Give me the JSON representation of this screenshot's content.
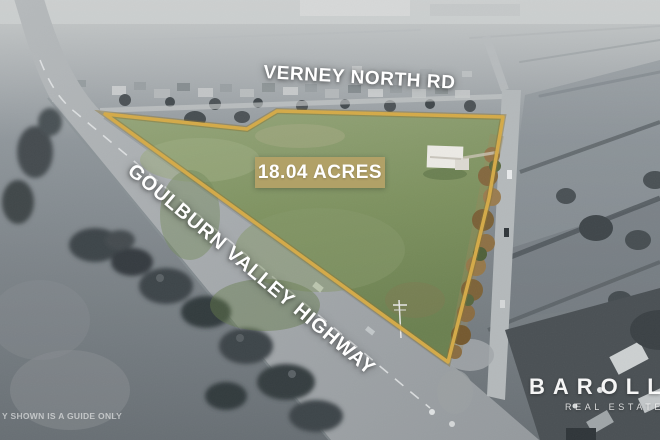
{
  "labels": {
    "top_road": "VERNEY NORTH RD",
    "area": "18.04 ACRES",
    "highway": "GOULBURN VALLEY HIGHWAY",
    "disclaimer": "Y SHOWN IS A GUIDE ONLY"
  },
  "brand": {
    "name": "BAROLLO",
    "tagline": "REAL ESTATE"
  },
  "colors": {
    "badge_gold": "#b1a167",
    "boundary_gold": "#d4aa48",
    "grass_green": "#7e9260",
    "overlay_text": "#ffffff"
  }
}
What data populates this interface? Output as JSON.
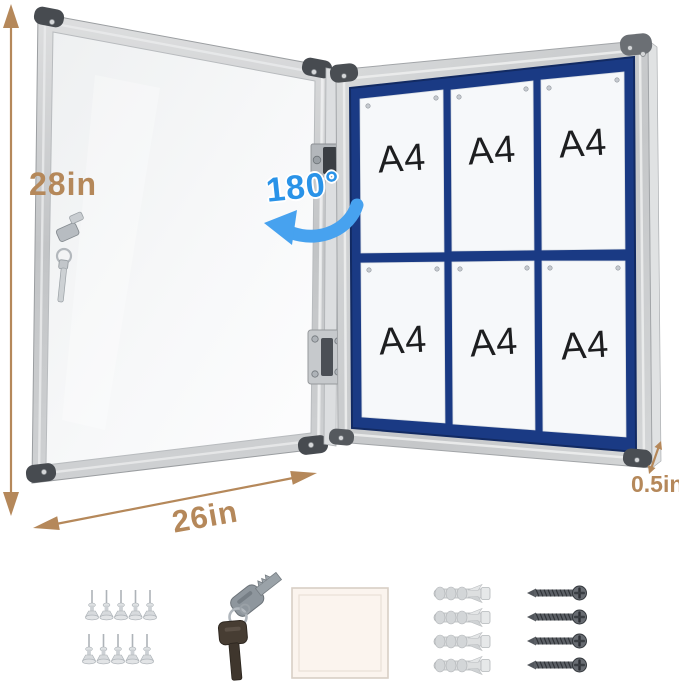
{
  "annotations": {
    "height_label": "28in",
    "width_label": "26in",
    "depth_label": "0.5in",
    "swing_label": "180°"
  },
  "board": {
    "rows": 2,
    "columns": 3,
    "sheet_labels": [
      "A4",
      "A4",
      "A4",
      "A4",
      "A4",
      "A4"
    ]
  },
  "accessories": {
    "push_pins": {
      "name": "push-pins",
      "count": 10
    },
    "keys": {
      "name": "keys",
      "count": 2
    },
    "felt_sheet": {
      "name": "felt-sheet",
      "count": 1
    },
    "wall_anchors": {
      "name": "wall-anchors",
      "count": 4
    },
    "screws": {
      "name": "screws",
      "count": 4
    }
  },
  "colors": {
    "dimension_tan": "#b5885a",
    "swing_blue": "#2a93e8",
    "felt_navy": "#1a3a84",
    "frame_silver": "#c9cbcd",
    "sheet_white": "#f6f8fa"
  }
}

■ ■ ■ ■ ■

▶ [Task statement] Transcribe the listing above verbatim. Omit the pictures.

▶ [Expected answer]
Give me the JSON representation of this screenshot's content.
{
  "labels": {
    "top_road": "VERNEY NORTH RD",
    "area": "18.04 ACRES",
    "highway": "GOULBURN VALLEY HIGHWAY",
    "disclaimer": "Y SHOWN IS A GUIDE ONLY"
  },
  "brand": {
    "name": "BAROLLO",
    "tagline": "REAL ESTATE"
  },
  "colors": {
    "badge_gold": "#b1a167",
    "boundary_gold": "#d4aa48",
    "grass_green": "#7e9260",
    "overlay_text": "#ffffff"
  }
}
What data populates this interface? Output as JSON.
{
  "annotations": {
    "height_label": "28in",
    "width_label": "26in",
    "depth_label": "0.5in",
    "swing_label": "180°"
  },
  "board": {
    "rows": 2,
    "columns": 3,
    "sheet_labels": [
      "A4",
      "A4",
      "A4",
      "A4",
      "A4",
      "A4"
    ]
  },
  "accessories": {
    "push_pins": {
      "name": "push-pins",
      "count": 10
    },
    "keys": {
      "name": "keys",
      "count": 2
    },
    "felt_sheet": {
      "name": "felt-sheet",
      "count": 1
    },
    "wall_anchors": {
      "name": "wall-anchors",
      "count": 4
    },
    "screws": {
      "name": "screws",
      "count": 4
    }
  },
  "colors": {
    "dimension_tan": "#b5885a",
    "swing_blue": "#2a93e8",
    "felt_navy": "#1a3a84",
    "frame_silver": "#c9cbcd",
    "sheet_white": "#f6f8fa"
  }
}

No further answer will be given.